[Extracted records]
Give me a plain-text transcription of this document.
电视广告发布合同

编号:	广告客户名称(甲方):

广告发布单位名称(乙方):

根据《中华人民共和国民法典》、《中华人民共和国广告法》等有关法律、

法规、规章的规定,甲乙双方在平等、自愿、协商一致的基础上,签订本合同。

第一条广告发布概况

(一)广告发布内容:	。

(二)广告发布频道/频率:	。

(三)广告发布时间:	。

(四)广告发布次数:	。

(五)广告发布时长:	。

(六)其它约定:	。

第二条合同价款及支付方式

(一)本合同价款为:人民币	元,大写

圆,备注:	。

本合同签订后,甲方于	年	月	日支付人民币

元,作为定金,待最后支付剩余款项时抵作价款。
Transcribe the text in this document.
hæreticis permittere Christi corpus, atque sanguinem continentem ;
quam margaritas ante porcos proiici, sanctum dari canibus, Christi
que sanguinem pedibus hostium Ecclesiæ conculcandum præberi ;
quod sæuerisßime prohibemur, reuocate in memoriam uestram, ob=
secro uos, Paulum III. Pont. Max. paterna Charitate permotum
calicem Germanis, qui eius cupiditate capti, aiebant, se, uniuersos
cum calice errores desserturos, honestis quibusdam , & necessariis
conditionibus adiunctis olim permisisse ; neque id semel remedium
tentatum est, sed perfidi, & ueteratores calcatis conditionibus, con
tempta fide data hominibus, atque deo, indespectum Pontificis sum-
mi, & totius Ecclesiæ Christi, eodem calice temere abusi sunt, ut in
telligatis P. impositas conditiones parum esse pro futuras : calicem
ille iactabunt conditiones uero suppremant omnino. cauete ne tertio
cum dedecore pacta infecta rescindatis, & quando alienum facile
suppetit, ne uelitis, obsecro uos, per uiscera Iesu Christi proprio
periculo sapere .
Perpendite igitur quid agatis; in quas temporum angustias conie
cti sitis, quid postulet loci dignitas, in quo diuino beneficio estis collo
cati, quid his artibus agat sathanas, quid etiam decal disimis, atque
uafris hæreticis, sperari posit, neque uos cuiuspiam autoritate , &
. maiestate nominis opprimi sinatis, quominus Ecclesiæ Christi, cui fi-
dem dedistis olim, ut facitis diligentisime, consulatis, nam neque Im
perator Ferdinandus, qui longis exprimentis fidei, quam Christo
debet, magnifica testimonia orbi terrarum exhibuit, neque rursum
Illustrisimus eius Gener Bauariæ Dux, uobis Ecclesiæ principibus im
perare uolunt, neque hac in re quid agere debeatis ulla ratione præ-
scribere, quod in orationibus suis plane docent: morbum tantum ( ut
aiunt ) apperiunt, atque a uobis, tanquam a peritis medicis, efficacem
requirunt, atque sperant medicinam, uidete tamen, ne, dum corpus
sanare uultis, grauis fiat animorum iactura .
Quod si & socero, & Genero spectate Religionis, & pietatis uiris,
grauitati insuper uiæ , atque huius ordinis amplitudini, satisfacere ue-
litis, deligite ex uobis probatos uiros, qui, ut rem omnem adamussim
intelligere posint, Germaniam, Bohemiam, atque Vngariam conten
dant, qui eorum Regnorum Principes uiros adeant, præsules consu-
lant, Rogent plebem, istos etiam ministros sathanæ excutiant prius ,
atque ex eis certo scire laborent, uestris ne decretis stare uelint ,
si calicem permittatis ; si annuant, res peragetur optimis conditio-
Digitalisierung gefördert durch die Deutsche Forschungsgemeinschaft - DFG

**Exercise directions**. Every line of the material must be returned exactly as it appears.

**Output for this exercise**.
Give me a plain-text transcription of this document.
电视广告发布合同

编号:	广告客户名称(甲方):

广告发布单位名称(乙方):

根据《中华人民共和国民法典》、《中华人民共和国广告法》等有关法律、

法规、规章的规定,甲乙双方在平等、自愿、协商一致的基础上,签订本合同。

第一条广告发布概况

(一)广告发布内容:	。

(二)广告发布频道/频率:	。

(三)广告发布时间:	。

(四)广告发布次数:	。

(五)广告发布时长:	。

(六)其它约定:	。

第二条合同价款及支付方式

(一)本合同价款为:人民币	元,大写

圆,备注:	。

本合同签订后,甲方于	年	月	日支付人民币

元,作为定金,待最后支付剩余款项时抵作价款。
Transcribe the text in this document.
hæreticis permittere Christi corpus, atque sanguinem continentem ;
quam margaritas ante porcos proiici, sanctum dari canibus, Christi
que sanguinem pedibus hostium Ecclesiæ conculcandum præberi ;
quod sæuerisßime prohibemur, reuocate in memoriam uestram, ob=
secro uos, Paulum III. Pont. Max. paterna Charitate permotum
calicem Germanis, qui eius cupiditate capti, aiebant, se, uniuersos
cum calice errores desserturos, honestis quibusdam , & necessariis
conditionibus adiunctis olim permisisse ; neque id semel remedium
tentatum est, sed perfidi, & ueteratores calcatis conditionibus, con
tempta fide data hominibus, atque deo, indespectum Pontificis sum-
mi, & totius Ecclesiæ Christi, eodem calice temere abusi sunt, ut in
telligatis P. impositas conditiones parum esse pro futuras : calicem
ille iactabunt conditiones uero suppremant omnino. cauete ne tertio
cum dedecore pacta infecta rescindatis, & quando alienum facile
suppetit, ne uelitis, obsecro uos, per uiscera Iesu Christi proprio
periculo sapere .
Perpendite igitur quid agatis; in quas temporum angustias conie
cti sitis, quid postulet loci dignitas, in quo diuino beneficio estis collo
cati, quid his artibus agat sathanas, quid etiam decal disimis, atque
uafris hæreticis, sperari posit, neque uos cuiuspiam autoritate , &
. maiestate nominis opprimi sinatis, quominus Ecclesiæ Christi, cui fi-
dem dedistis olim, ut facitis diligentisime, consulatis, nam neque Im
perator Ferdinandus, qui longis exprimentis fidei, quam Christo
debet, magnifica testimonia orbi terrarum exhibuit, neque rursum
Illustrisimus eius Gener Bauariæ Dux, uobis Ecclesiæ principibus im
perare uolunt, neque hac in re quid agere debeatis ulla ratione præ-
scribere, quod in orationibus suis plane docent: morbum tantum ( ut
aiunt ) apperiunt, atque a uobis, tanquam a peritis medicis, efficacem
requirunt, atque sperant medicinam, uidete tamen, ne, dum corpus
sanare uultis, grauis fiat animorum iactura .
Quod si & socero, & Genero spectate Religionis, & pietatis uiris,
grauitati insuper uiæ , atque huius ordinis amplitudini, satisfacere ue-
litis, deligite ex uobis probatos uiros, qui, ut rem omnem adamussim
intelligere posint, Germaniam, Bohemiam, atque Vngariam conten
dant, qui eorum Regnorum Principes uiros adeant, præsules consu-
lant, Rogent plebem, istos etiam ministros sathanæ excutiant prius ,
atque ex eis certo scire laborent, uestris ne decretis stare uelint ,
si calicem permittatis ; si annuant, res peragetur optimis conditio-
Digitalisierung gefördert durch die Deutsche Forschungsgemeinschaft - DFG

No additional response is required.